Lines containing the word "Canada" should be extracted in full.

---- SUPPLIED MATERIAL

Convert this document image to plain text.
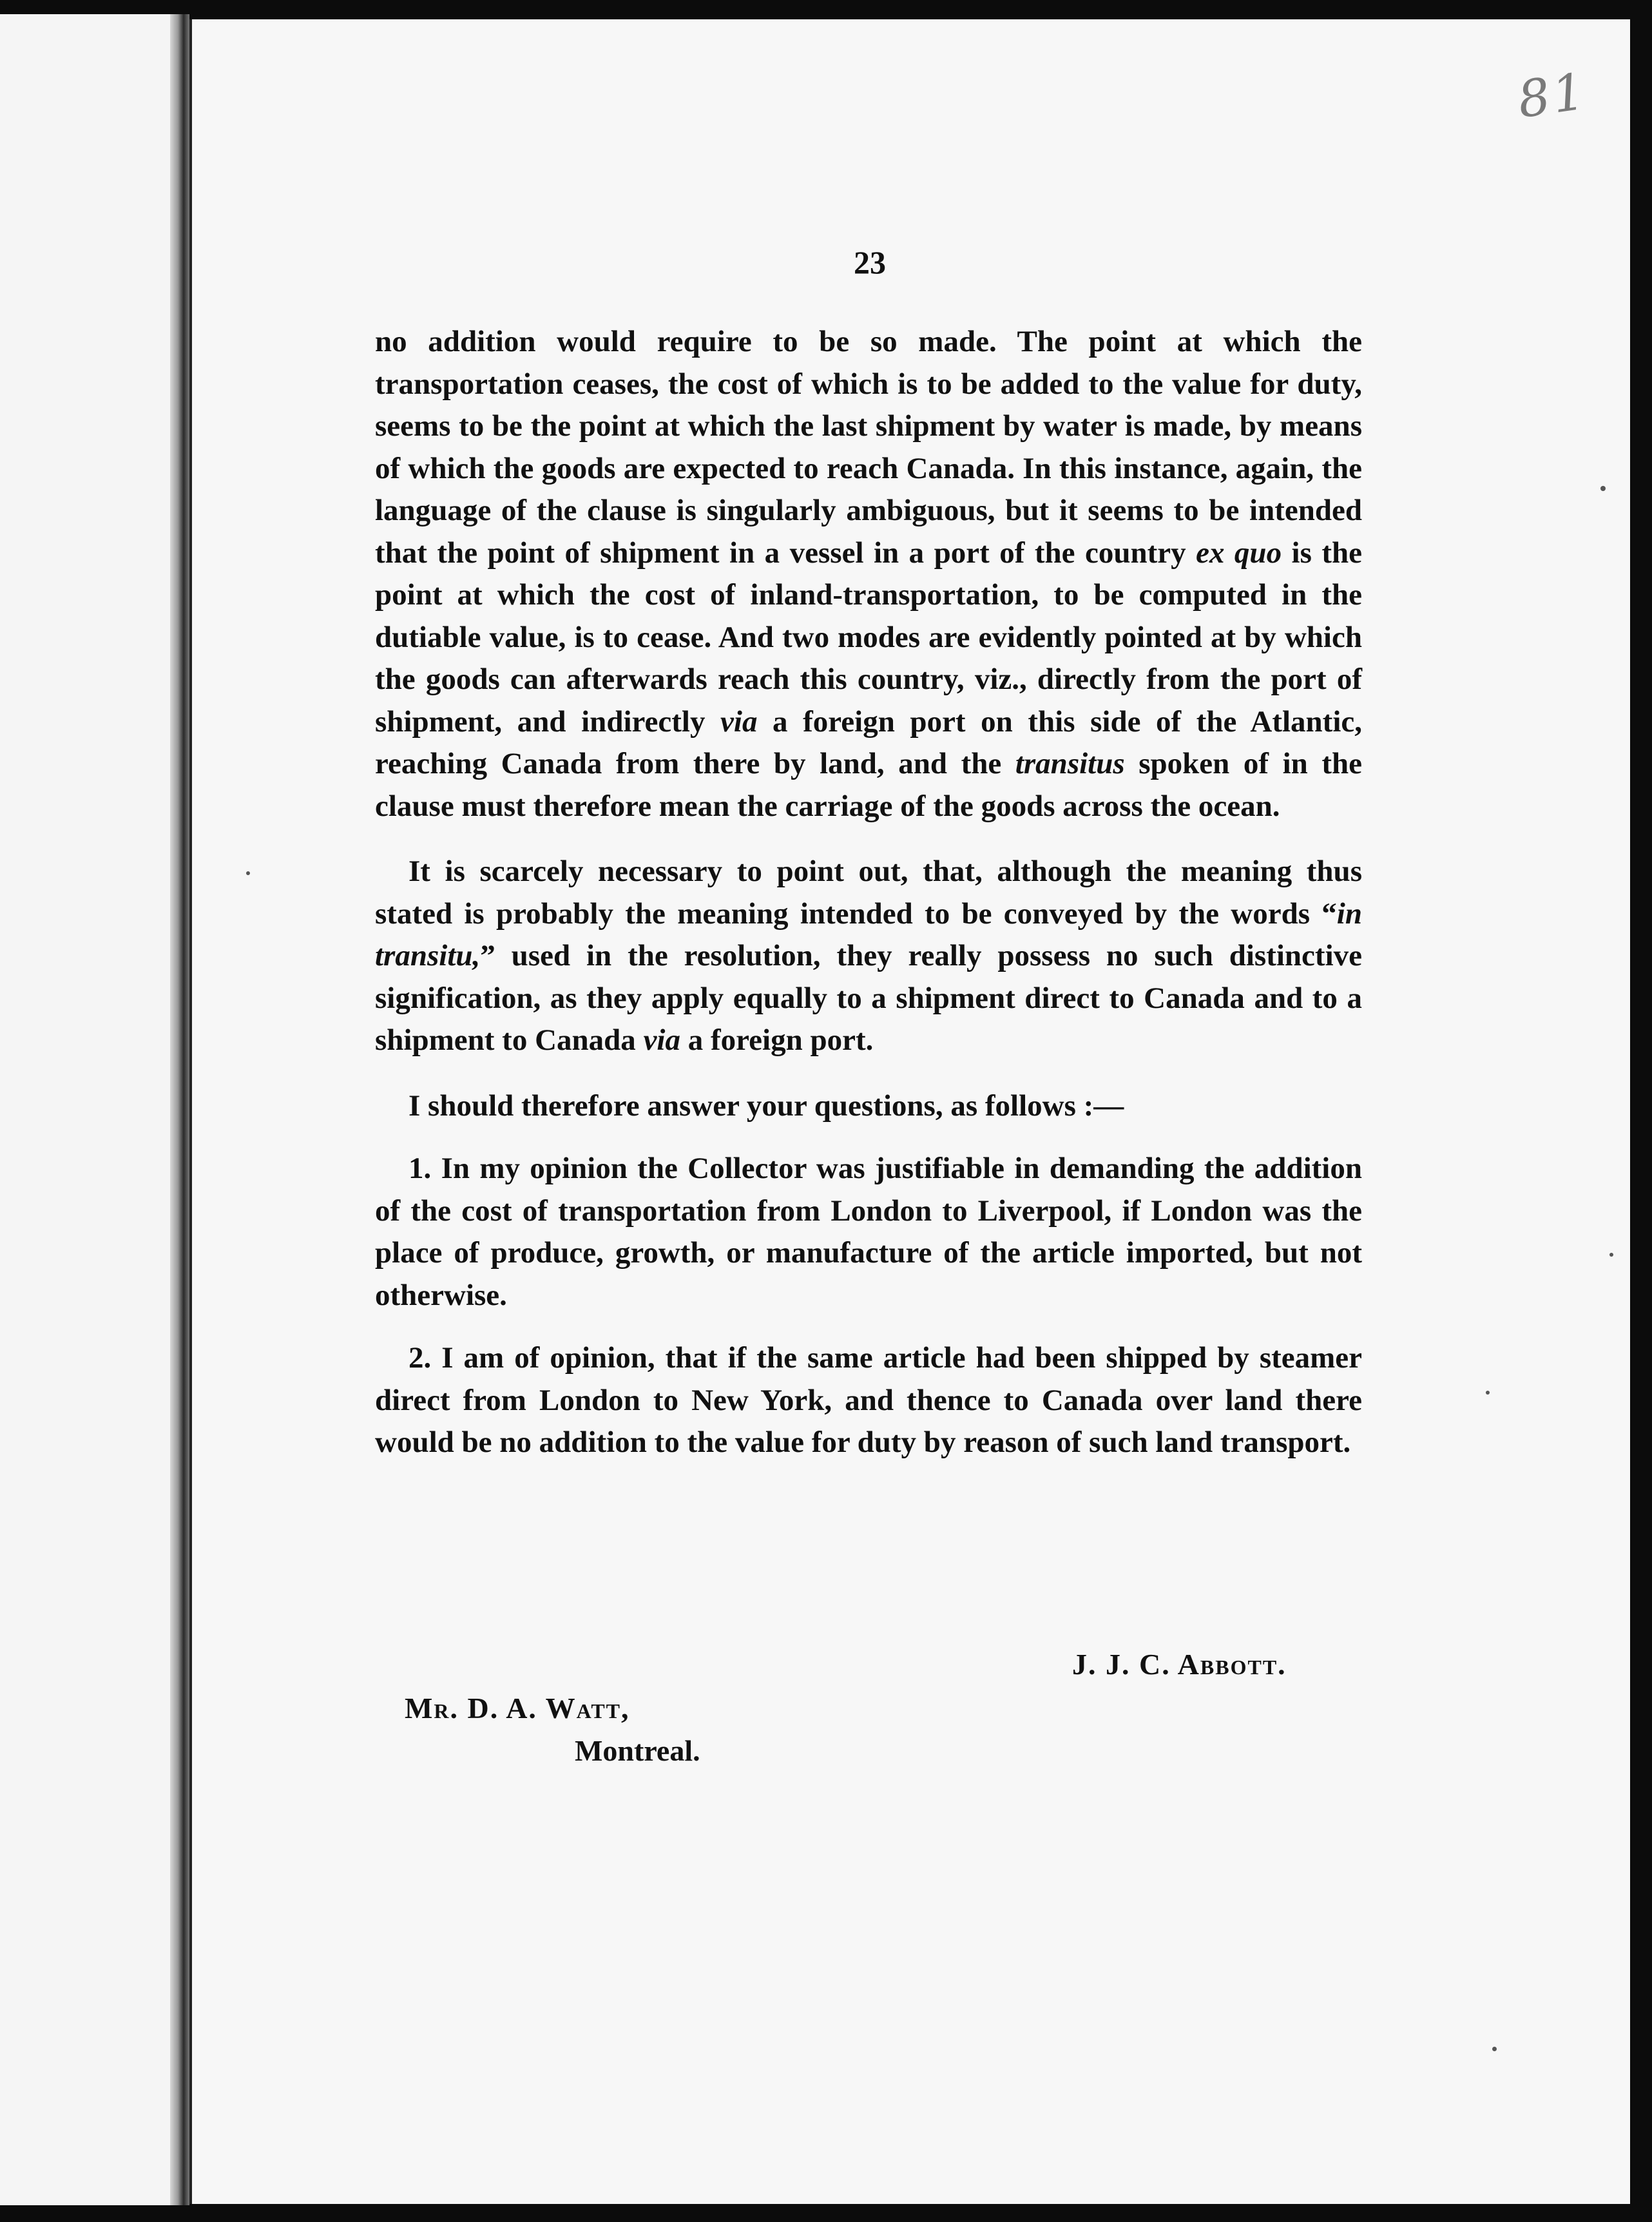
81
23

no addition would require to be so made. The point at which the transportation ceases, the cost of which is to be added to the value for duty, seems to be the point at which the last shipment by water is made, by means of which the goods are expected to reach Canada. In this instance, again, the language of the clause is singularly ambiguous, but it seems to be intended that the point of shipment in a vessel in a port of the country ex quo is the point at which the cost of inland-transportation, to be computed in the dutiable value, is to cease. And two modes are evidently pointed at by which the goods can afterwards reach this country, viz., directly from the port of shipment, and indirectly via a foreign port on this side of the Atlantic, reaching Canada from there by land, and the transitus spoken of in the clause must therefore mean the carriage of the goods across the ocean.

It is scarcely necessary to point out, that, although the meaning thus stated is probably the meaning intended to be conveyed by the words “in transitu,” used in the resolution, they really possess no such distinctive signification, as they apply equally to a shipment direct to Canada and to a shipment to Canada via a foreign port.

I should therefore answer your questions, as follows :—

1. In my opinion the Collector was justifiable in demanding the addition of the cost of transportation from London to Liverpool, if London was the place of produce, growth, or manufacture of the article imported, but not otherwise.

2. I am of opinion, that if the same article had been shipped by steamer direct from London to New York, and thence to Canada over land there would be no addition to the value for duty by reason of such land transport.

J. J. C. Abbott.
Mr. D. A. Watt,
Montreal.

--------

*ANSWER*
no addition would require to be so made. The point at which the transportation ceases, the cost of which is to be added to the value for duty, seems to be the point at which the last shipment by water is made, by means of which the goods are expected to reach Canada. In this instance, again, the language of the clause is singularly ambiguous, but it seems to be intended that the point of shipment in a vessel in a port of the country ex quo is the point at which the cost of inland-transportation, to be computed in the dutiable value, is to cease. And two modes are evidently pointed at by which the goods can afterwards reach this country, viz., directly from the port of shipment, and indirectly via a foreign port on this side of the Atlantic, reaching Canada from there by land, and the transitus spoken of in the clause must therefore mean the carriage of the goods across the ocean.
It is scarcely necessary to point out, that, although the meaning thus stated is probably the meaning intended to be conveyed by the words “in transitu,” used in the resolution, they really possess no such distinctive signification, as they apply equally to a shipment direct to Canada and to a shipment to Canada via a foreign port.
2. I am of opinion, that if the same article had been shipped by steamer direct from London to New York, and thence to Canada over land there would be no addition to the value for duty by reason of such land transport.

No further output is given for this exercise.